Job: Below is a block of records. Copy every line in it that contains the word "phased".
+--
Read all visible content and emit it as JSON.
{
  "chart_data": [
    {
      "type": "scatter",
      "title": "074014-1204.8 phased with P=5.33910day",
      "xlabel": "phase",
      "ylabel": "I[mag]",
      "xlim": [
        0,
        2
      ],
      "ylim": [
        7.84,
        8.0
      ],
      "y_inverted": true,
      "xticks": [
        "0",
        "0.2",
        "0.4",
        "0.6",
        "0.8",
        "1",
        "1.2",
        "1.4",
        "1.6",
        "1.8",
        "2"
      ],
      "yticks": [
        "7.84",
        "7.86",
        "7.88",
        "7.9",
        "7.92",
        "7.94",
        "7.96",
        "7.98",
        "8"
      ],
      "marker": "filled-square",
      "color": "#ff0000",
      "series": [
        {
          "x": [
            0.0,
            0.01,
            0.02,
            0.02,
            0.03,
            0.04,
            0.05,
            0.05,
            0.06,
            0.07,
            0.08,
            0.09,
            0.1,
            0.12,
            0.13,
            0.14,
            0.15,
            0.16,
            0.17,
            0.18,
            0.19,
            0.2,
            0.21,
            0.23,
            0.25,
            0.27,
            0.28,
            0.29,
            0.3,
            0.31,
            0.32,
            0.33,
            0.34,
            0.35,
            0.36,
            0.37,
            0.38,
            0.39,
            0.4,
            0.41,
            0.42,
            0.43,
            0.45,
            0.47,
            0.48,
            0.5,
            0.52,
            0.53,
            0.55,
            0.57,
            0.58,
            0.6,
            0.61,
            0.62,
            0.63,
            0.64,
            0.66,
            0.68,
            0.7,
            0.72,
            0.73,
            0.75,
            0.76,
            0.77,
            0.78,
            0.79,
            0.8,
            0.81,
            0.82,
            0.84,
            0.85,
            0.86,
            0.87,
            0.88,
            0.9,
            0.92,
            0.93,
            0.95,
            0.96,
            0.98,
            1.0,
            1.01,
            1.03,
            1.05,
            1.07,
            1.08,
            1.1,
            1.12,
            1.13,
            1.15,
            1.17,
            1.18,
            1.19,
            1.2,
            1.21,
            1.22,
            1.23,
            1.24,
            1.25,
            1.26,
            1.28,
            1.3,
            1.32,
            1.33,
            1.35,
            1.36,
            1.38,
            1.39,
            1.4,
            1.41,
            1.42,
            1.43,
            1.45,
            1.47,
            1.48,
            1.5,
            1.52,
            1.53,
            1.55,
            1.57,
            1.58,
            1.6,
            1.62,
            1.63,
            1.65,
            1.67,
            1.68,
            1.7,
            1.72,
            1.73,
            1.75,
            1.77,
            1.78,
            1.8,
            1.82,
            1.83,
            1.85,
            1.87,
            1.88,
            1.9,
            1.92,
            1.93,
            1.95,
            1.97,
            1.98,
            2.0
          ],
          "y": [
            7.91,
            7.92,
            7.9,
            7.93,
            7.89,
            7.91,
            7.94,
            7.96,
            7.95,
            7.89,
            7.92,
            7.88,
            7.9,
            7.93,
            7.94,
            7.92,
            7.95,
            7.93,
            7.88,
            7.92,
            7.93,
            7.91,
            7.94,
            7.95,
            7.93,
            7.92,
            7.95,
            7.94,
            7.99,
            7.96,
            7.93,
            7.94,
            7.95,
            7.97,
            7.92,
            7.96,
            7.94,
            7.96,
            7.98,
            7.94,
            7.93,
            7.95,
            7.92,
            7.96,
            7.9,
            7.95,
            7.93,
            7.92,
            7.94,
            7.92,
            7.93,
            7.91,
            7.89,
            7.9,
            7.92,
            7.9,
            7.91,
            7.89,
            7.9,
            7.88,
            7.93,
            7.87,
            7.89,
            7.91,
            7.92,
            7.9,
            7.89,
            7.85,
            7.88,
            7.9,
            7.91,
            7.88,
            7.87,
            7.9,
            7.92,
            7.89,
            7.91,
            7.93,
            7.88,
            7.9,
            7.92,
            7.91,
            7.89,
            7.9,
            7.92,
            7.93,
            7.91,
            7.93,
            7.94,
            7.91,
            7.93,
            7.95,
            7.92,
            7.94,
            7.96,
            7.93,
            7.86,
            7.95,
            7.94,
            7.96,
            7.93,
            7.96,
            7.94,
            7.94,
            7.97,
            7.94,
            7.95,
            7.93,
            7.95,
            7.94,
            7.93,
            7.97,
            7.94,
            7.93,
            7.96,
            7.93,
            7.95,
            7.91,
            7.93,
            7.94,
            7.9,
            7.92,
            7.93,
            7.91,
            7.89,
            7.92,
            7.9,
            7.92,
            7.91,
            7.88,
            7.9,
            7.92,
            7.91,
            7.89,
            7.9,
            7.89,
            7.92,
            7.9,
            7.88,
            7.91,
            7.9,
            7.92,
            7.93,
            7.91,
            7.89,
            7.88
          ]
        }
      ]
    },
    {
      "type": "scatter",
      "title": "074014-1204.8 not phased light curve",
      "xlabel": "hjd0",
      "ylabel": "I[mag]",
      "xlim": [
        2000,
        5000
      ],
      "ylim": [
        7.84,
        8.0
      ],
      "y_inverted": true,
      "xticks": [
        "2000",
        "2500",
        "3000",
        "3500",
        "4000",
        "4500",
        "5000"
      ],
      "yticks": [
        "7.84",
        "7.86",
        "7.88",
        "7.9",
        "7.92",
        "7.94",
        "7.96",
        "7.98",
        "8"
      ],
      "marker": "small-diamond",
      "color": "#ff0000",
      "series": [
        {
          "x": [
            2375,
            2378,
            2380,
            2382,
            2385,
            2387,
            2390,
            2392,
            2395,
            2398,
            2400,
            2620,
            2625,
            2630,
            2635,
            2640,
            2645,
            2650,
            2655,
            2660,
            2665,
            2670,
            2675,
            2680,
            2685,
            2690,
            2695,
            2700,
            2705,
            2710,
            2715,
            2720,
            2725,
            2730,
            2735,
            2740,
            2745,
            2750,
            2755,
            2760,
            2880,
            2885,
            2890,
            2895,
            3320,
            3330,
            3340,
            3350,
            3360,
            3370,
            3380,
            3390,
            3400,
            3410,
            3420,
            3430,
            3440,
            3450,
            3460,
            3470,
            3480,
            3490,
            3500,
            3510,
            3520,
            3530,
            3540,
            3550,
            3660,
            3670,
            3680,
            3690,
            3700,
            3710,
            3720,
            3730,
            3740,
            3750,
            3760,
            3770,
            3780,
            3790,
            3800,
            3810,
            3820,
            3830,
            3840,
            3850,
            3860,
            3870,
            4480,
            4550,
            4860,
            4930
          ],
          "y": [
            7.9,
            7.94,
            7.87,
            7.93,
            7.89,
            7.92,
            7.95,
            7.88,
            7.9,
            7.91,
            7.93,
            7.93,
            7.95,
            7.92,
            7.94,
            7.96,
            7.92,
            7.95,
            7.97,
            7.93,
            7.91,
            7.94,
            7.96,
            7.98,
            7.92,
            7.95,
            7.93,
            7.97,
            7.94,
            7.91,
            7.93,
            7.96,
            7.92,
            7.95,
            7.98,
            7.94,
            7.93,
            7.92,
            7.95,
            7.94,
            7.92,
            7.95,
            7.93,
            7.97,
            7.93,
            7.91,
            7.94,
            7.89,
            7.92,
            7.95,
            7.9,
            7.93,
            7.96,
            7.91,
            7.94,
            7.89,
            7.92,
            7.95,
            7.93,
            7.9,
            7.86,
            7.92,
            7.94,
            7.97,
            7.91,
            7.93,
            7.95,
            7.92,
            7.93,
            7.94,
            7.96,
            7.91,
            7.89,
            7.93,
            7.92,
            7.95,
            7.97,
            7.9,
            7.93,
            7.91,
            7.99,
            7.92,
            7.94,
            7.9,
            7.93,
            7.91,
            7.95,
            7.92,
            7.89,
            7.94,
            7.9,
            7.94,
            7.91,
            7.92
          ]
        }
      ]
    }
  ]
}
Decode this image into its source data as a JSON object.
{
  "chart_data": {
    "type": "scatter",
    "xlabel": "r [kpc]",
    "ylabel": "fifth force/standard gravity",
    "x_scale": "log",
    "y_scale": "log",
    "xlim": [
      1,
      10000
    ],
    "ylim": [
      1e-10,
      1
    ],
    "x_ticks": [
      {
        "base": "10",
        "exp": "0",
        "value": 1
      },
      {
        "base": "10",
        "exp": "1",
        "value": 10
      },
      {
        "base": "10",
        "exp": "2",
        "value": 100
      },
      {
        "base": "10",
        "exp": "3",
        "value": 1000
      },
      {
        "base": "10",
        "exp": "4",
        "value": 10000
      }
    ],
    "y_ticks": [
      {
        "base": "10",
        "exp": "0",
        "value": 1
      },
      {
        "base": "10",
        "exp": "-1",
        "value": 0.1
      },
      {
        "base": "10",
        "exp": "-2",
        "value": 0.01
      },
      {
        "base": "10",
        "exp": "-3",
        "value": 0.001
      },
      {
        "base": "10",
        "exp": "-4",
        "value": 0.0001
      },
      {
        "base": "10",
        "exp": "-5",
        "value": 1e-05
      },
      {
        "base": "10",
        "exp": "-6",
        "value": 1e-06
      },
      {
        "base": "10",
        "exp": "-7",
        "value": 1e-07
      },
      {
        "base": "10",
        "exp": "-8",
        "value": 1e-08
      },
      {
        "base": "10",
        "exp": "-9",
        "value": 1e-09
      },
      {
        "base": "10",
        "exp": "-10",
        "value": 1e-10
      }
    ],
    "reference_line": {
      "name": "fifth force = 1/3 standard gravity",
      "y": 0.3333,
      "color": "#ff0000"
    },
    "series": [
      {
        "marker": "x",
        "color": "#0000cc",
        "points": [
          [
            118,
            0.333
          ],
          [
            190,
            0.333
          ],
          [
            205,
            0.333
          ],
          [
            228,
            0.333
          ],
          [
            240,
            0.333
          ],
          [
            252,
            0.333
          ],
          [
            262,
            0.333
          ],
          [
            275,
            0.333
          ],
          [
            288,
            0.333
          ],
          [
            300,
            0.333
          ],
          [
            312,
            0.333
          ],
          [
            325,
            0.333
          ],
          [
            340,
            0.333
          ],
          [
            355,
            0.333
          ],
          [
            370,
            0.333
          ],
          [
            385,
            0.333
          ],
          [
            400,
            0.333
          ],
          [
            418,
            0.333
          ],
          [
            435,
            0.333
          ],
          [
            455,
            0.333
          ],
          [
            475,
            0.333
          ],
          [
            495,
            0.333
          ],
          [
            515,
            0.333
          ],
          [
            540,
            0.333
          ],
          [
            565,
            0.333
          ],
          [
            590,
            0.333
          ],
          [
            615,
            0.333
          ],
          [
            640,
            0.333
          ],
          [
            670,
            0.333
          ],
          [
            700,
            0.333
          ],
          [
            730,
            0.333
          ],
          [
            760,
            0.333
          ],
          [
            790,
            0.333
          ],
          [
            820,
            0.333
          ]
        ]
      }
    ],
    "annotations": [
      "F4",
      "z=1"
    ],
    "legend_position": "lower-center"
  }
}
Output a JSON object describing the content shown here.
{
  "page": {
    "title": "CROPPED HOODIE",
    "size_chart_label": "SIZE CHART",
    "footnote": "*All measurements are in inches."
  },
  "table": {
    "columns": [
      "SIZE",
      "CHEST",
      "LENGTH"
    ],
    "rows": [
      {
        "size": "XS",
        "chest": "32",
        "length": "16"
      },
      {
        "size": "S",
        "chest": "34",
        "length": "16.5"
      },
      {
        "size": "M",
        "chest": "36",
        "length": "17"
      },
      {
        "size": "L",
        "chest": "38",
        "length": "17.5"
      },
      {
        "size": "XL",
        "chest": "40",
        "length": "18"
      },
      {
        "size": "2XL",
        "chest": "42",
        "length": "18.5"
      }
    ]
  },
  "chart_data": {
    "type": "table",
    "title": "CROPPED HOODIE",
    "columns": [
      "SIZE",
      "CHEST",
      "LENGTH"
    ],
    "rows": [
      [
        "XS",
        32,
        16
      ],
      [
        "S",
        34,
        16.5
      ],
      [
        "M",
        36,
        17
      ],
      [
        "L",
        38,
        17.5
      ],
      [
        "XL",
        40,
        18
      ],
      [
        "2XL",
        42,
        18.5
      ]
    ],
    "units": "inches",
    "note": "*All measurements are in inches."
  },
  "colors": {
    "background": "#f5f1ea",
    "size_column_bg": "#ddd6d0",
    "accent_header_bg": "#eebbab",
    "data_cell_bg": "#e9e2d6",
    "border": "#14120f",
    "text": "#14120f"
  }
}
+--
The output:
      "title": "074014-1204.8 phased with P=5.33910day",
      "title": "074014-1204.8 not phased light curve",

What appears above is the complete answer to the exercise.